ECLI:NL:TADRAMS:2016:212 Raad van Discipline Amsterdam 16-701/A/NH

ECLI: ECLI:NL:TADRAMS:2016:212
Datum uitspraak: 25-10-2016
Datum publicatie: 14-11-2016
Zaaknummer(s): 16-701/A/NH
Onderwerp:
  • Zorg voor de cliënt, subonderwerp: Kwaliteit van de dienstverlening
  • Zorg voor de cliënt, subonderwerp: Financiën
Beslissingen: Waarschuwing
Inhoudsindicatie: Gegronde klacht tegen eigen advocaat. De kwaliteit van de dienstverlening van verweerster voldoet niet aan de eisen van vakbekwaamheid die daaraan mogen worden gesteld. Waarschuwing en proceskostenveroordeling.

Items uit een dataset
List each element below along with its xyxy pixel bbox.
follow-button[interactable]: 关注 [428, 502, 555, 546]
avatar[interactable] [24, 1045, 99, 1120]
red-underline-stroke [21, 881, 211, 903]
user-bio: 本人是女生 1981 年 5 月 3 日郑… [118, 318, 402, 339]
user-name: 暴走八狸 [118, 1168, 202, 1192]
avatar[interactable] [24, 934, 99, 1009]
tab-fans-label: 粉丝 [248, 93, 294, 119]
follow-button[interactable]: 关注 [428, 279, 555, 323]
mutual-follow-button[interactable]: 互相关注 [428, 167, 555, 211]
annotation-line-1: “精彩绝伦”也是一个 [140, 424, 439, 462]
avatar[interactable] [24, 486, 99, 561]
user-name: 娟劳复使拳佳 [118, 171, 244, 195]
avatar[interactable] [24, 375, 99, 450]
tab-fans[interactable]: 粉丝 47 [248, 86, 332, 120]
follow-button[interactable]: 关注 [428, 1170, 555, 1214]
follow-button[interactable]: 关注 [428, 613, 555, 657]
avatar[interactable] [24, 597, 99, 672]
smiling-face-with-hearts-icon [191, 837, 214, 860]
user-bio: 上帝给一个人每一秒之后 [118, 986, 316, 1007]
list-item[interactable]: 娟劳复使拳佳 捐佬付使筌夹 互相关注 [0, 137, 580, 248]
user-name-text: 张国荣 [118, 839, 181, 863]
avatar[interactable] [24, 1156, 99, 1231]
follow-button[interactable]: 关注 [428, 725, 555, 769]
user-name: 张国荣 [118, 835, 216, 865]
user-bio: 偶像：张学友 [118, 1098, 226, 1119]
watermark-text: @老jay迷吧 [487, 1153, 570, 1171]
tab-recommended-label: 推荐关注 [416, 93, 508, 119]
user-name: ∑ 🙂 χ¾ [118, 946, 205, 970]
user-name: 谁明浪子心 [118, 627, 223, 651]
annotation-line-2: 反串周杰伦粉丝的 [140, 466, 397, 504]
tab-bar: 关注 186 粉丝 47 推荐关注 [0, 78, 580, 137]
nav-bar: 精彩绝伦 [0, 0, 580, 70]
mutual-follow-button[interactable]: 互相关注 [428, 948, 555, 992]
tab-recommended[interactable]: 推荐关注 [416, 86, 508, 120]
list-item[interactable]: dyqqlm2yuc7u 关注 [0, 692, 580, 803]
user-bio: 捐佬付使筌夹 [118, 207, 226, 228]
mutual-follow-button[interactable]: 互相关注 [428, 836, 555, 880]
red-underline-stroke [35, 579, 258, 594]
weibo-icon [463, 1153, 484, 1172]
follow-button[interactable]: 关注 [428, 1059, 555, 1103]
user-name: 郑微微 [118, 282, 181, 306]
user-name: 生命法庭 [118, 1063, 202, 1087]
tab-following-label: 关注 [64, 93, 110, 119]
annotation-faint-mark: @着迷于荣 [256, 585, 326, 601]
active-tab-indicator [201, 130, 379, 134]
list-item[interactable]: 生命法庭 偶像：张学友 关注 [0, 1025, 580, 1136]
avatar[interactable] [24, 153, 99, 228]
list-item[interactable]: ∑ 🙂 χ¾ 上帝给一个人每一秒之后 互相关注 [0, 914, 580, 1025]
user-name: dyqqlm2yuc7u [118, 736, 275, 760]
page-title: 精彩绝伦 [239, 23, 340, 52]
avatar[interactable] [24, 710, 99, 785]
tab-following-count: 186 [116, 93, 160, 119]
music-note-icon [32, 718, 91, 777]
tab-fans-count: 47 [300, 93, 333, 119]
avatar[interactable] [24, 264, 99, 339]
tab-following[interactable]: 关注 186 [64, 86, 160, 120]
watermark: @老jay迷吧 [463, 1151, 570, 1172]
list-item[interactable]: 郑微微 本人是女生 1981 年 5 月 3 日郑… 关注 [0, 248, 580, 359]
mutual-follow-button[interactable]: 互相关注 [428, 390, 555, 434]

Te doen:
**a.** Geef voor elk van de volgende beweringen aan of ze overeenkomen met de paginatekst, met ja of nee en de doorslaggevende woorden letterlijk geciteerd: (i) de beslissing in de zaak was een waarschuwing; (ii) de uitspraak werd op dezelfde dag gepubliceerd als ze werd gedaan; (iii) de klacht werd ongegrond verklaard.
**b.** Typ het deel van de records over dat bij het begin van de records opent en sluit met de regel die "tab-following-label: 关注 [64, 93, 110, 119]" bevat, die laatste regel inbegrepen.

Antwoordenlijst:
**a.**
(i) Ja: "Beslissingen: Waarschuwing"
(ii) Nee: "Datum uitspraak: 25-10-2016" en "Datum publicatie: 14-11-2016"
(iii) Nee: "Gegronde klacht tegen eigen advocaat."

**b.**
List each element below along with its xyxy pixel bbox.
follow-button[interactable]: 关注 [428, 502, 555, 546]
avatar[interactable] [24, 1045, 99, 1120]
red-underline-stroke [21, 881, 211, 903]
user-bio: 本人是女生 1981 年 5 月 3 日郑… [118, 318, 402, 339]
user-name: 暴走八狸 [118, 1168, 202, 1192]
avatar[interactable] [24, 934, 99, 1009]
tab-fans-label: 粉丝 [248, 93, 294, 119]
follow-button[interactable]: 关注 [428, 279, 555, 323]
mutual-follow-button[interactable]: 互相关注 [428, 167, 555, 211]
annotation-line-1: “精彩绝伦”也是一个 [140, 424, 439, 462]
avatar[interactable] [24, 486, 99, 561]
user-name: 娟劳复使拳佳 [118, 171, 244, 195]
avatar[interactable] [24, 375, 99, 450]
tab-fans[interactable]: 粉丝 47 [248, 86, 332, 120]
follow-button[interactable]: 关注 [428, 1170, 555, 1214]
follow-button[interactable]: 关注 [428, 613, 555, 657]
avatar[interactable] [24, 597, 99, 672]
smiling-face-with-hearts-icon [191, 837, 214, 860]
user-bio: 上帝给一个人每一秒之后 [118, 986, 316, 1007]
list-item[interactable]: 娟劳复使拳佳 捐佬付使筌夹 互相关注 [0, 137, 580, 248]
user-name-text: 张国荣 [118, 839, 181, 863]
avatar[interactable] [24, 1156, 99, 1231]
follow-button[interactable]: 关注 [428, 725, 555, 769]
user-name: 张国荣 [118, 835, 216, 865]
user-bio: 偶像：张学友 [118, 1098, 226, 1119]
watermark-text: @老jay迷吧 [487, 1153, 570, 1171]
tab-recommended-label: 推荐关注 [416, 93, 508, 119]
user-name: ∑ 🙂 χ¾ [118, 946, 205, 970]
user-name: 谁明浪子心 [118, 627, 223, 651]
annotation-line-2: 反串周杰伦粉丝的 [140, 466, 397, 504]
tab-bar: 关注 186 粉丝 47 推荐关注 [0, 78, 580, 137]
nav-bar: 精彩绝伦 [0, 0, 580, 70]
mutual-follow-button[interactable]: 互相关注 [428, 948, 555, 992]
tab-recommended[interactable]: 推荐关注 [416, 86, 508, 120]
list-item[interactable]: dyqqlm2yuc7u 关注 [0, 692, 580, 803]
user-bio: 捐佬付使筌夹 [118, 207, 226, 228]
mutual-follow-button[interactable]: 互相关注 [428, 836, 555, 880]
red-underline-stroke [35, 579, 258, 594]
weibo-icon [463, 1153, 484, 1172]
follow-button[interactable]: 关注 [428, 1059, 555, 1103]
user-name: 郑微微 [118, 282, 181, 306]
user-name: 生命法庭 [118, 1063, 202, 1087]
tab-following-label: 关注 [64, 93, 110, 119]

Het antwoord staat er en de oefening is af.